__DOCUMENT EXTRACT__
What falls outside the frame
Questioning the use of scientific tools and technology.
May 16, 2026
The sun beats down on the quad in mid-July. What image does this conjure in your mind? For some, they might see the ladybugs flying from tree to tree, ants scurrying out of their ant holes or squirrels chasing each other around the grass. Others may look even closer and see grass being pushed ever so slightly by the wind. Some may overlook all of this and notice the shine of the sun off of the windows of Hubbard Hall and the sparsely populated, brightly colored metal chairs placed randomly on the green. Or perhaps, you’ve been enveloped by the notification coming from The New York Times or The Washington Post, and the summer day passes without registering at all. What we notice in moments like this often feels incidental, but it rarely is: Attention is shaped by what we expect to see and just as much by what quietly escapes our field of view.
The chokehold of technology on our society has pushed us to go places we never dreamed to consider going just a few decades ago. Every day I go to work in my research lab, I am taking advantage of the leaps and bounds of science and technology. The development of the CRISPR-Cas9 gene editing system in 2012 by Dr. Jennifer Doudna and Dr. Emmanuelle Charpentier informs and enables my work. The polymerase chain reaction (PCR) was developed back in 1983, protein visualization via immunoblotting was developed in 1979 and the system I’m developing in my cells today was first put into use in 1998. This history is rich, deep and powerful: We understand how to edit genetic code and manipulate it to answer the questions we’re most interested in.

__WORK REQUEST 1__
Please answer these questions about the text on scientific tools and technology, one per line:
(a) Whose windows does the text mention as reflecting the sun?
(b) In what year was the polymerase chain reaction developed?
(c) Who developed the CRISPR-Cas9 gene editing system?
__WORK REQUEST 2__
Reproduce the text on scientific tools and technology word for word from "May 16, 2026" up to and including "field of view.".

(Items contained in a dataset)
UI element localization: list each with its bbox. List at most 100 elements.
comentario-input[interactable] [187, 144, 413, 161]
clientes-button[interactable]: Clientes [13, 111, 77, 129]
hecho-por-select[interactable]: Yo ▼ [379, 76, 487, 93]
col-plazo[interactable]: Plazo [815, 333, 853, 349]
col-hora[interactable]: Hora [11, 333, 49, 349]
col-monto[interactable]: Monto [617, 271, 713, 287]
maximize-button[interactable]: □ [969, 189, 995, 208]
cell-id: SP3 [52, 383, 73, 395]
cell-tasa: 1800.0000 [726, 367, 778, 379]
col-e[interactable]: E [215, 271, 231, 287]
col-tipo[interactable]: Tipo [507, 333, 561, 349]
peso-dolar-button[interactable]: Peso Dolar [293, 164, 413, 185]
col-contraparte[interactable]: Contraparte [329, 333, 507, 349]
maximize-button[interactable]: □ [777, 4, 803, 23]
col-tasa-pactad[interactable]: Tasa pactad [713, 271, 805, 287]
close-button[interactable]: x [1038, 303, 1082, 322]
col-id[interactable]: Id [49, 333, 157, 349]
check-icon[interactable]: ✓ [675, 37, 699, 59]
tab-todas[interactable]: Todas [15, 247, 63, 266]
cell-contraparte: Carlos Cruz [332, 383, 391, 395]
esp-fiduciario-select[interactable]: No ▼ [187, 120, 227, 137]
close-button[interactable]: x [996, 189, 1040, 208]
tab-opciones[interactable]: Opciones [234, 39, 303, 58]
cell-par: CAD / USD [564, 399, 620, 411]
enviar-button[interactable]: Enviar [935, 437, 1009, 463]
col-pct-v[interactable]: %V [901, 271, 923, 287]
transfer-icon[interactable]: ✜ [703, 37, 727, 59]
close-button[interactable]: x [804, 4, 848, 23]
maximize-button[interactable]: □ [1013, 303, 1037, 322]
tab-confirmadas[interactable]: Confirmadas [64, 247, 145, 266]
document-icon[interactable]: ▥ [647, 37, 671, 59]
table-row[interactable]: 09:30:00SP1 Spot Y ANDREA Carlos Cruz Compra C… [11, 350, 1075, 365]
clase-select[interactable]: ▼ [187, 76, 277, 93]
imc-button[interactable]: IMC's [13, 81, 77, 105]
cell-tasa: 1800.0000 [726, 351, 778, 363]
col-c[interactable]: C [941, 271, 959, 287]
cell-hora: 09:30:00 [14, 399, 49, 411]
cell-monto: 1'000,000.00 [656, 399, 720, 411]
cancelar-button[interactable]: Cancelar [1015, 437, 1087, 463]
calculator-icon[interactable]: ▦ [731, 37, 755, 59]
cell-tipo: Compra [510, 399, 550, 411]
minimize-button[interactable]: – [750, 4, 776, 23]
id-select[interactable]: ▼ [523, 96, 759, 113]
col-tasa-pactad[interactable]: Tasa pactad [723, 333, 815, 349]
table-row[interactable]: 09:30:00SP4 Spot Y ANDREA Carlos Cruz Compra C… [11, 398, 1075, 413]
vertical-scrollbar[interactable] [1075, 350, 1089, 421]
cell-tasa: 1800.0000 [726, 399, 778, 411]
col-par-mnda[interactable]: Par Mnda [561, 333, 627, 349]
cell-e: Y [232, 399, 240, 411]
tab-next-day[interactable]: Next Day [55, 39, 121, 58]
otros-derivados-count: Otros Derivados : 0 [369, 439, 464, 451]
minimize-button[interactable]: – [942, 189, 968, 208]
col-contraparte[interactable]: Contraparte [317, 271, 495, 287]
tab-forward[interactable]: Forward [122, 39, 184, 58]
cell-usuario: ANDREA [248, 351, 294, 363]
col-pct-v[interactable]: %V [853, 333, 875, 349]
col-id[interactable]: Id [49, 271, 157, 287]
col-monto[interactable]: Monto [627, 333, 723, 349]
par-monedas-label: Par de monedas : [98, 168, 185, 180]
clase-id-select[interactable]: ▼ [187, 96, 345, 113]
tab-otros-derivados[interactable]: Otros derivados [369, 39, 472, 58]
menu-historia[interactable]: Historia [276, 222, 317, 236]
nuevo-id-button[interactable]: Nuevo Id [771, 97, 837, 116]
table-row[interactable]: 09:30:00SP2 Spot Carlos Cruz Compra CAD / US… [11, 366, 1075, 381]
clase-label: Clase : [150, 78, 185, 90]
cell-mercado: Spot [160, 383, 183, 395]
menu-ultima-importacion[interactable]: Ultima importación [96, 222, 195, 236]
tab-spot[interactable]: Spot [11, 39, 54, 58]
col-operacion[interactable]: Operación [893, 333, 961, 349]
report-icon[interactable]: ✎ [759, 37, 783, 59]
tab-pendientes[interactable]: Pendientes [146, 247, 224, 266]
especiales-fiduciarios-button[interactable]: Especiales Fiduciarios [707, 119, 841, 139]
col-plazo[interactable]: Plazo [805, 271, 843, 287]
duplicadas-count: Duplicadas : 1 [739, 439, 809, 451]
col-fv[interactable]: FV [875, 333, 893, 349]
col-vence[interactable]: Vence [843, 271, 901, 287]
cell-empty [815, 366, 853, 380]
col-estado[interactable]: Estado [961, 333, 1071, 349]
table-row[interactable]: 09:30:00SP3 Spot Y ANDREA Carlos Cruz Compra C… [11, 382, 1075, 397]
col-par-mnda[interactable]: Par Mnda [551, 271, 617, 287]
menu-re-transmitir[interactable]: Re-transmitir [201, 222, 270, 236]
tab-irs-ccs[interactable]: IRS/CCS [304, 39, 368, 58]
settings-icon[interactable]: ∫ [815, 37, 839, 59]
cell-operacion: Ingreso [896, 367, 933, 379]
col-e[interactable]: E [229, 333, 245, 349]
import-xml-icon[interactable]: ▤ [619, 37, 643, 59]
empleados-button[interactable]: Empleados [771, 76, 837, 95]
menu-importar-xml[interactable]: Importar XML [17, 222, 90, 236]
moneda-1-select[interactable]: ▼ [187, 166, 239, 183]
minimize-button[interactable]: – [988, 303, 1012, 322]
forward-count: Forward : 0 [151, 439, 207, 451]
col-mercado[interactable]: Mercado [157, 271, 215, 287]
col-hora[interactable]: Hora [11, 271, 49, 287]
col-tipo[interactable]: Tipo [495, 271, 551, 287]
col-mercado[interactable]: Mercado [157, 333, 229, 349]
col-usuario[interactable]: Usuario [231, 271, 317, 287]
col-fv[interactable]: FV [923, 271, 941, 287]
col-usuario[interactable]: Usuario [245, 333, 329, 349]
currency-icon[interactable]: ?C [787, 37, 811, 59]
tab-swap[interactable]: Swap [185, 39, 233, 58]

__EXERCISE SOLUTION 1__
(a) Hubbard Hall
(b) 1983
(c) Dr. Jennifer Doudna and Dr. Emmanuelle Charpentier

__EXERCISE SOLUTION 2__
May 16, 2026
The sun beats down on the quad in mid-July. What image does this conjure in your mind? For some, they might see the ladybugs flying from tree to tree, ants scurrying out of their ant holes or squirrels chasing each other around the grass. Others may look even closer and see grass being pushed ever so slightly by the wind. Some may overlook all of this and notice the shine of the sun off of the windows of Hubbard Hall and the sparsely populated, brightly colored metal chairs placed randomly on the green. Or perhaps, you’ve been enveloped by the notification coming from The New York Times or The Washington Post, and the summer day passes without registering at all. What we notice in moments like this often feels incidental, but it rarely is: Attention is shaped by what we expect to see and just as much by what quietly escapes our field of view.